━━━ Records shown ━━━

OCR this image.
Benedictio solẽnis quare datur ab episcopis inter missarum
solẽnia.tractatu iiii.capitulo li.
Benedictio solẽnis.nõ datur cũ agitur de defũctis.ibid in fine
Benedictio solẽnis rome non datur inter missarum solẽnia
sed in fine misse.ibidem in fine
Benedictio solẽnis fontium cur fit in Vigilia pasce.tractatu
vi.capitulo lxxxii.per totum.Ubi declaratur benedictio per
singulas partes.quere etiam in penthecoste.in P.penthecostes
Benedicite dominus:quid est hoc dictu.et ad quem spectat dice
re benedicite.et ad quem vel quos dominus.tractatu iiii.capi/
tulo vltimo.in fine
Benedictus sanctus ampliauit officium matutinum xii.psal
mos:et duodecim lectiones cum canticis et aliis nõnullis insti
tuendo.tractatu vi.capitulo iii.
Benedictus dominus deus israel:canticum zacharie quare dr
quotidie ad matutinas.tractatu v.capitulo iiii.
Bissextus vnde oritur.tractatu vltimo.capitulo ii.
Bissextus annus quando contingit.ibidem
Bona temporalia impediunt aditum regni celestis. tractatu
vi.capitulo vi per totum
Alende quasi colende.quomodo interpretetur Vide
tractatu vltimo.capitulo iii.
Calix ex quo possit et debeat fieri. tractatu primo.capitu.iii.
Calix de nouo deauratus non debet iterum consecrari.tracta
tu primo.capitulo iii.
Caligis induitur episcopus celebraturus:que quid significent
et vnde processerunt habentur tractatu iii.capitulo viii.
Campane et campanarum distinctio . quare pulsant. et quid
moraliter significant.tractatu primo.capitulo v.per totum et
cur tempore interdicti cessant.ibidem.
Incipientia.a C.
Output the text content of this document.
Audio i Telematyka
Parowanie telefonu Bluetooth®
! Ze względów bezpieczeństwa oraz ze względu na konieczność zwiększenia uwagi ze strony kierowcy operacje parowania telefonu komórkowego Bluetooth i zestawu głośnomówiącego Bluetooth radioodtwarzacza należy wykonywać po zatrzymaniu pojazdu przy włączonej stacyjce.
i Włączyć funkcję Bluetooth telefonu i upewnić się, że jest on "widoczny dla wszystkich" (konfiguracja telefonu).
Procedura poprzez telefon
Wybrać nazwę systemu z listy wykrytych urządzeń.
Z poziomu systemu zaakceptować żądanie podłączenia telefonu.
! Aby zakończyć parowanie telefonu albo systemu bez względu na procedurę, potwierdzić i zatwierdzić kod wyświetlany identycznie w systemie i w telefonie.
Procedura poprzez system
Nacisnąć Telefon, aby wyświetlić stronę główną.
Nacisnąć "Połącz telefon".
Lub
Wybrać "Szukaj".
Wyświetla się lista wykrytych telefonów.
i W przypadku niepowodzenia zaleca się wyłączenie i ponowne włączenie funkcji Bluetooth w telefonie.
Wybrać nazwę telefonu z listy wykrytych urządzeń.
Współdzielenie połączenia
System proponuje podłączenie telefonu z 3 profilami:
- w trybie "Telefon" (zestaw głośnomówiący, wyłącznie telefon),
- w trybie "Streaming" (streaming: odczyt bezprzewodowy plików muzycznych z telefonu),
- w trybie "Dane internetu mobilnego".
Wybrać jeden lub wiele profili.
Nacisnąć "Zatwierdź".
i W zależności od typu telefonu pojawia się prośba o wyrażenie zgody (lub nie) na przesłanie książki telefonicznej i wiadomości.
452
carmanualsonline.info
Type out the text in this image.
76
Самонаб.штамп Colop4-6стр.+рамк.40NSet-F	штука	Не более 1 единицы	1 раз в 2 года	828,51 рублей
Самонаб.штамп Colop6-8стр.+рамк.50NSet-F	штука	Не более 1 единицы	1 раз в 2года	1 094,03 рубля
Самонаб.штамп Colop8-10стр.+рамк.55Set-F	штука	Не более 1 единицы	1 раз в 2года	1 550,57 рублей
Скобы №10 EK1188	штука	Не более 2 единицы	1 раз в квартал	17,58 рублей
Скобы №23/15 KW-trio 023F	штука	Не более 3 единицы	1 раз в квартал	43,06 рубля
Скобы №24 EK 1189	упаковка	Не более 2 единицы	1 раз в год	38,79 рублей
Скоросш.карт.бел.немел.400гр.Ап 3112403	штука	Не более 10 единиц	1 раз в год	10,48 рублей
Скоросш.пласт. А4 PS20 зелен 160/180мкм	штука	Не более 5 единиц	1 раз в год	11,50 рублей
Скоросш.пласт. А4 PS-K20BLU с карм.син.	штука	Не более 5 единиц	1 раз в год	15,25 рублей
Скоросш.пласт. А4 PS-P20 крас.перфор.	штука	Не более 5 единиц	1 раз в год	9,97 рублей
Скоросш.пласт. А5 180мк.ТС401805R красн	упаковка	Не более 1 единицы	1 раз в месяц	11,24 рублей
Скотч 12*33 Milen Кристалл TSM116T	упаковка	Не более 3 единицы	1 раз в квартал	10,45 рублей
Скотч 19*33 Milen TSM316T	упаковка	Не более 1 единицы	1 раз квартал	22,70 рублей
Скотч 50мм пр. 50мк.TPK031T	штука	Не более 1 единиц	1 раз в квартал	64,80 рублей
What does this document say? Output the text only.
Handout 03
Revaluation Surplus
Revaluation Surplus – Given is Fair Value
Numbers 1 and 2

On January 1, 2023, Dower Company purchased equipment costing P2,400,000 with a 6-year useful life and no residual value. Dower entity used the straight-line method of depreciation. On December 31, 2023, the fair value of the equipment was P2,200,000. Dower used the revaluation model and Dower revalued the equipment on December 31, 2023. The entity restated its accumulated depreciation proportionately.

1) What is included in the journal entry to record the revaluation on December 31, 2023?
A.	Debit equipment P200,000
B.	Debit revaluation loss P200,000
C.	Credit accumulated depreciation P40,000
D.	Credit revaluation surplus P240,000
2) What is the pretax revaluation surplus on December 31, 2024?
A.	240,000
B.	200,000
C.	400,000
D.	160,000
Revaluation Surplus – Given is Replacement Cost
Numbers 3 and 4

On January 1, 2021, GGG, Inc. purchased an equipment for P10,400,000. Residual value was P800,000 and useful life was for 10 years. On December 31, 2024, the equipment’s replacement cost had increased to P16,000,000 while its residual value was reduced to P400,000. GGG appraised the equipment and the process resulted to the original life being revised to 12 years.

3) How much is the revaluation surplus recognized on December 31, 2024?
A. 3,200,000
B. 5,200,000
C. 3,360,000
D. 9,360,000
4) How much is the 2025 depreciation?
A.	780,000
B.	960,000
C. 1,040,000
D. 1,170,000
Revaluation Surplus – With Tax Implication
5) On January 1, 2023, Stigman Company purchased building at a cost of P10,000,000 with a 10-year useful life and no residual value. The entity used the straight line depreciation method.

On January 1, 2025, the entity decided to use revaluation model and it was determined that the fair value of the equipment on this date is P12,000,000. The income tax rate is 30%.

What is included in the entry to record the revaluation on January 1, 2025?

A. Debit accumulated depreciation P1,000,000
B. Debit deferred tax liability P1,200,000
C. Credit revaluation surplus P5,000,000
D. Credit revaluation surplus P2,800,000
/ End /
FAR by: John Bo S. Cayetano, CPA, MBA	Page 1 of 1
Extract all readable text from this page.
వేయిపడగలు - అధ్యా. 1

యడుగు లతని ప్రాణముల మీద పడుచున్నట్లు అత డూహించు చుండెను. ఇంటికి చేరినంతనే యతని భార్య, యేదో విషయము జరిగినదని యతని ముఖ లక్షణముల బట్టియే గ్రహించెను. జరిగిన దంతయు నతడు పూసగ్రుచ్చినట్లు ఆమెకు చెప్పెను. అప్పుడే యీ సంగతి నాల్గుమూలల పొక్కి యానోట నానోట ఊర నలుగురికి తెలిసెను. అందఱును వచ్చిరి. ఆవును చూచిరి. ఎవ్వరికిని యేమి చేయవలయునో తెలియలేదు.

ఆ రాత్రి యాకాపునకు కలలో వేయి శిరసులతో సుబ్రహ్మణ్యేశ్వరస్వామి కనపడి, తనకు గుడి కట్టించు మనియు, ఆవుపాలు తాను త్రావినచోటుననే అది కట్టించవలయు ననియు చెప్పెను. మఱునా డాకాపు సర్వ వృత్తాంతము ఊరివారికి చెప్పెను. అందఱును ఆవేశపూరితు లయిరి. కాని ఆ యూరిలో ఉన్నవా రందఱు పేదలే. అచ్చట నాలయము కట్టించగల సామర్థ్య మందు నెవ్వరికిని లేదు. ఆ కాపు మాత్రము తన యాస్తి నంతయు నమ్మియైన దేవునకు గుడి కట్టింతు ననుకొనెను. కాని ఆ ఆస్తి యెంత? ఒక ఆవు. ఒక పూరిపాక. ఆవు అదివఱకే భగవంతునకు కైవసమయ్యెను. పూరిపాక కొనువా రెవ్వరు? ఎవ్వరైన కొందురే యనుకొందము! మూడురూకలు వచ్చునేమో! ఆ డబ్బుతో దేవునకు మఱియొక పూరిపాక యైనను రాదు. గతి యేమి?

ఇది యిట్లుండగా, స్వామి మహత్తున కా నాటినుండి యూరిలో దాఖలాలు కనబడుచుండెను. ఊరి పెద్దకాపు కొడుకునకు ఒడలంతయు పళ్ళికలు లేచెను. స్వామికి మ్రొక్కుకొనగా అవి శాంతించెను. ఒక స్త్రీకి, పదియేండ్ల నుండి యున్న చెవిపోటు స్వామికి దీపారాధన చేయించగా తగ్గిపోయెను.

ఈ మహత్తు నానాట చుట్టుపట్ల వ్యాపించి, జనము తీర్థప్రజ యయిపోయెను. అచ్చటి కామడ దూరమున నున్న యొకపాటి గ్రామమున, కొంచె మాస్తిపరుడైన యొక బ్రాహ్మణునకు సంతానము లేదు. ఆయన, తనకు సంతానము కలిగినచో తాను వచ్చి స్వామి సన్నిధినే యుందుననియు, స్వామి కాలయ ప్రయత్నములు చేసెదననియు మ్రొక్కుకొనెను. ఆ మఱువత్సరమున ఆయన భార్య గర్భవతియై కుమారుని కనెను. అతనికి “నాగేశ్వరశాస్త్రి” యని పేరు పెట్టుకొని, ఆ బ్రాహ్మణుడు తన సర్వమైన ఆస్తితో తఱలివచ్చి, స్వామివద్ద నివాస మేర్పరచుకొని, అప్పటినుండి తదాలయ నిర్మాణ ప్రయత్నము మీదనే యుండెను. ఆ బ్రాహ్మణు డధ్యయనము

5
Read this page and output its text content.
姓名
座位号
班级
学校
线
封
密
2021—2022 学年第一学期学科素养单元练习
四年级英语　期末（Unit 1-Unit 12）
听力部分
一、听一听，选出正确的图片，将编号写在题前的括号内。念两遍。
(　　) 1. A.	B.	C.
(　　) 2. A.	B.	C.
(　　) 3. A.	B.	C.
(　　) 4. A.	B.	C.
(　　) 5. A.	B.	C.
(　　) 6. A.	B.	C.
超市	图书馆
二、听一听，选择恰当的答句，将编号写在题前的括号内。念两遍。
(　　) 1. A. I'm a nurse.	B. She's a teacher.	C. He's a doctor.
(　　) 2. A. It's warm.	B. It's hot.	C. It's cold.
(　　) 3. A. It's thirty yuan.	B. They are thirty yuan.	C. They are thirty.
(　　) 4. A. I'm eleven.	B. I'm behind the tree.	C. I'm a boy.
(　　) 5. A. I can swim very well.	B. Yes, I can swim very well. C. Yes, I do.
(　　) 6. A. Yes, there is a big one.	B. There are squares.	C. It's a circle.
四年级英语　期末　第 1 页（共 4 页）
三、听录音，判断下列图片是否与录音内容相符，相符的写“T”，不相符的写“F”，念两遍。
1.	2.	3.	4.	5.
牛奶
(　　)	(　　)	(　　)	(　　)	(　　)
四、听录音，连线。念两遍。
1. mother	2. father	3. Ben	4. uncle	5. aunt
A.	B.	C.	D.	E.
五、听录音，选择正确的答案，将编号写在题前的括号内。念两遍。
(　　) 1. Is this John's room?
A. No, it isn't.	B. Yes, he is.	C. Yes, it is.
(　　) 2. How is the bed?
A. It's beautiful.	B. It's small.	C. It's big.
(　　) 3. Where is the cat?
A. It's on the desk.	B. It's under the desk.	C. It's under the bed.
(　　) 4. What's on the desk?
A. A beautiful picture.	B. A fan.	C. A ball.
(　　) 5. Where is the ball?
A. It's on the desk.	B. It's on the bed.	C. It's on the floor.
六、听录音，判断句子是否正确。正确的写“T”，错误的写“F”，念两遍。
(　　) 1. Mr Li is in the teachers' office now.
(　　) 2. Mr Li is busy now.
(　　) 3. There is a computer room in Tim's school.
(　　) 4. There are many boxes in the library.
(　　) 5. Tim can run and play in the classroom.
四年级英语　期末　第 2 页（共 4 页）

━━━

Exercise goal: Report each line in the data that holds the word "solẽnia".

Exercise response:
solẽnia.tractatu iiii.capitulo li.
Benedictio solẽnis rome non datur inter missarum solẽnia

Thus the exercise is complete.